Directions for this task
Every entry should be repeated exactly. Omit the pictures.

Records shown
::::::::::

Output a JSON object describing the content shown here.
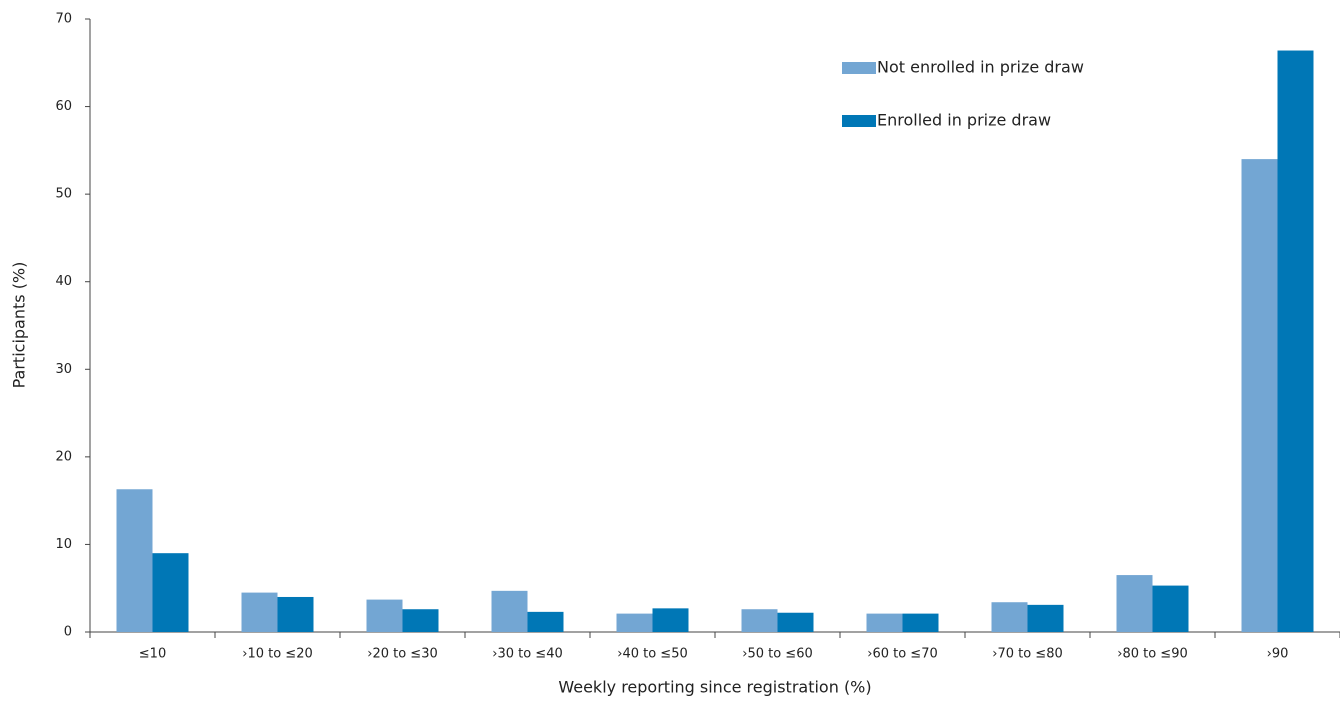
{
  "chart_data": {
    "type": "bar",
    "x_label": "Weekly reporting since registration (%)",
    "y_label": "Participants (%)",
    "categories": [
      "≤10",
      "›10 to ≤20",
      "›20 to ≤30",
      "›30 to ≤40",
      "›40 to ≤50",
      "›50 to ≤60",
      "›60 to ≤70",
      "›70 to ≤80",
      "›80 to ≤90",
      "›90"
    ],
    "series": [
      {
        "name": "Not enrolled in prize draw",
        "color": "#73a6d3",
        "values": [
          16.3,
          4.5,
          3.7,
          4.7,
          2.1,
          2.6,
          2.1,
          3.4,
          6.5,
          54.0
        ]
      },
      {
        "name": "Enrolled in prize draw",
        "color": "#0077b6",
        "values": [
          9.0,
          4.0,
          2.6,
          2.3,
          2.7,
          2.2,
          2.1,
          3.1,
          5.3,
          66.4
        ]
      }
    ],
    "ylim": [
      0,
      70
    ],
    "yticks": [
      0,
      10,
      20,
      30,
      40,
      50,
      60,
      70
    ],
    "legend": "upper-right",
    "grid": false
  }
}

::::::::::

Right answer
Output a JSON object describing the content shown here.
{
  "chart_data": {
    "type": "bar",
    "x_label": "Weekly reporting since registration (%)",
    "y_label": "Participants (%)",
    "categories": [
      "≤10",
      "›10 to ≤20",
      "›20 to ≤30",
      "›30 to ≤40",
      "›40 to ≤50",
      "›50 to ≤60",
      "›60 to ≤70",
      "›70 to ≤80",
      "›80 to ≤90",
      "›90"
    ],
    "series": [
      {
        "name": "Not enrolled in prize draw",
        "color": "#73a6d3",
        "values": [
          16.3,
          4.5,
          3.7,
          4.7,
          2.1,
          2.6,
          2.1,
          3.4,
          6.5,
          54.0
        ]
      },
      {
        "name": "Enrolled in prize draw",
        "color": "#0077b6",
        "values": [
          9.0,
          4.0,
          2.6,
          2.3,
          2.7,
          2.2,
          2.1,
          3.1,
          5.3,
          66.4
        ]
      }
    ],
    "ylim": [
      0,
      70
    ],
    "yticks": [
      0,
      10,
      20,
      30,
      40,
      50,
      60,
      70
    ],
    "legend": "upper-right",
    "grid": false
  }
}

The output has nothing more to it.